**Jobs**
1: Answer these questions about the Dow Jones passage:
(a) What percentage of Dow stocks are traded on the NYSE?
(b) What share of DJIA companies hold an S & P rating of A or better?
(c) What was the Dow's original role?
2: Can you carry on the passage about the Dow Jones average and market statistics from where it stops?

**Provided passage**
§ §

A cursory review of New York Stock Exchange (NYSE) "issue
breadth" figures (90% of the Dow stocks are traded there) shows
how the Dow has not been prescient or historically accurate with
regard to broad market movements for the past twelve years. Additionally,
this financial icon that investors revere as the ultimate "blue
chip" market indicator has lost its luster.
Only 40% of DJIA companies claim an A or better S & P rating,
20% of the issues are ranked below investment grade - and this
after recently (and quietly) dumping AIG, C, GM, and HON. Has the
long-in-the-tooth DJIA grown impotent? Hasn't it really become a
mini-S & P 500?
Well, it's certainly helpful for peak-to-peak analysis right now,
for example, to see if your large cap equity portfolio is as high
as it was in October 2007. Otherwise, it's based upon a seriously
flawed "buy 'n hold" strategy and universally misused
as a market barometer - its original role was as an economic indicator.
This is not just semantics. It's Wall Street's rendition of "The
Emperor's New Clothes".
Possibly, a weighted average of investor perceived business prospects
for thirty major companies is a viable economic indicator, but leading
or lagging? Clearly, there is no conceivable way that any existing
average/index can measure the progress of the thousands of individual
securities (and funds masquerading as individual securities) that,
in the real investment world, have become "the market".
And is there just "a" market, when REITs, Index ETFs,
Equity CEFs, Income CEFs, and even some preferred stocks are mixed
together in such a way that not one brokerage firm statement is
capable of distinguishing income purpose securities from the others?
Investors are dealing with multiple markets of different types.
Markets that don't follow the same rules or respond to the same
changes in the same ways. The Dow is dead, long live reality.
Feeling statistically naked? Don't fret Nell, here are a few real
market statistics and lists that are easy to understand, easy to
put your cursor on, and useful in keeping you up to date on what's
going on in the multiple markets of today's investment world:
1. Issue Breadth is the single most accurate barometer of what's
going on in the markets on a daily basis. Statistics for all exchanges
are tracked daily, documenting numbers of advancing versus declining
issues. Rarely are these numbers reported in the media, especially
if they run counter to institutional propaganda.

§ §

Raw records
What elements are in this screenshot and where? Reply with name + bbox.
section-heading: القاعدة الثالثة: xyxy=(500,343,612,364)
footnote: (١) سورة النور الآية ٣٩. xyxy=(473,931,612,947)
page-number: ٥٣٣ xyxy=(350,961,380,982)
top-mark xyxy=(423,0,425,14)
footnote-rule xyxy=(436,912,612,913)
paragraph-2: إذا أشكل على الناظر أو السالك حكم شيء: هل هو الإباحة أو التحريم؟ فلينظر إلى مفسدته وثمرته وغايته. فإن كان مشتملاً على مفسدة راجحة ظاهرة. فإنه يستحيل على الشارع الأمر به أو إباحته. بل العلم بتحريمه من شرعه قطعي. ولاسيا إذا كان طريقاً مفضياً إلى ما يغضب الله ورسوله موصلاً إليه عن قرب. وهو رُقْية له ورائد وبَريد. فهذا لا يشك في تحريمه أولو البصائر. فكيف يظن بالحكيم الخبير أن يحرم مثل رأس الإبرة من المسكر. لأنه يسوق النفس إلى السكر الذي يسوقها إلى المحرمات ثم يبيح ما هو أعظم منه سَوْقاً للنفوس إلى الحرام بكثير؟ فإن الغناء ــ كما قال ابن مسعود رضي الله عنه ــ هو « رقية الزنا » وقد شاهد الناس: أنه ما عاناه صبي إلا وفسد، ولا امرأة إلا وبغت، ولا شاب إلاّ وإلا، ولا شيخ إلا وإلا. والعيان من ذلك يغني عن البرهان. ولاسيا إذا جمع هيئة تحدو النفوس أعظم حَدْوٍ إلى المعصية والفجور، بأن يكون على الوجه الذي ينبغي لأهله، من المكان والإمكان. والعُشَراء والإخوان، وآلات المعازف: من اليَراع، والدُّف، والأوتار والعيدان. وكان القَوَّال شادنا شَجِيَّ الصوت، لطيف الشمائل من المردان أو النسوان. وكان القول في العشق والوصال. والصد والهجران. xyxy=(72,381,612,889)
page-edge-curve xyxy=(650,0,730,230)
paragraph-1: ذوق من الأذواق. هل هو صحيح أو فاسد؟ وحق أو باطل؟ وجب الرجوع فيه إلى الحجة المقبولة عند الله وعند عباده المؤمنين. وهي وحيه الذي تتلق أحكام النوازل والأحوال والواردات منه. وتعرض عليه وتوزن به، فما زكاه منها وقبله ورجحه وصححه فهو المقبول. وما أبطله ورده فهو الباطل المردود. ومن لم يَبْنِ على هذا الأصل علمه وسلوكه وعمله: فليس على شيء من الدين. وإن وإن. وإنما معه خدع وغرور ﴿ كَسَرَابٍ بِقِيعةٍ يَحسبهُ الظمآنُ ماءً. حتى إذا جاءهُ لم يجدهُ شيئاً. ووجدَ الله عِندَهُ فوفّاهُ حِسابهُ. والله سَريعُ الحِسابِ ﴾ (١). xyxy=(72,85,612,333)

§ §

**Answers in order**
1:
(a) 90%
(b) 40%
(c) An economic indicator

2:
2. Pay close attention to the number of issues hitting new Fifty-Two
Week Highs and Lows each day: for trend corroboration, sector analysis,
and to obtain a wealth of important information for daily decision-making
and periodic performance understanding. You may even be able to
gauge interest rate expectations and predict where (and why) your
portfolio market value is heading in one direction or the other.
Take reasonable profits in the issues that have risen to new peaks
(sell higher), and purchase the quality issues among those that
are at 52-week lows (buy lower). High prices often reflect high
speculation with Bazooka potential, while lower priced value stocks
often turn out to be bargains.
3. Throughout the trading day, periodic review of three lists called
"Market Statistics" will keep you current on individual
issue price movements, active issues, sector developments, and more.
How you interpret and use this information will eventually affect
your bottom line, whether you are an Investment Grade Value Stock
(google IGVSI) investor or a small cap day trader.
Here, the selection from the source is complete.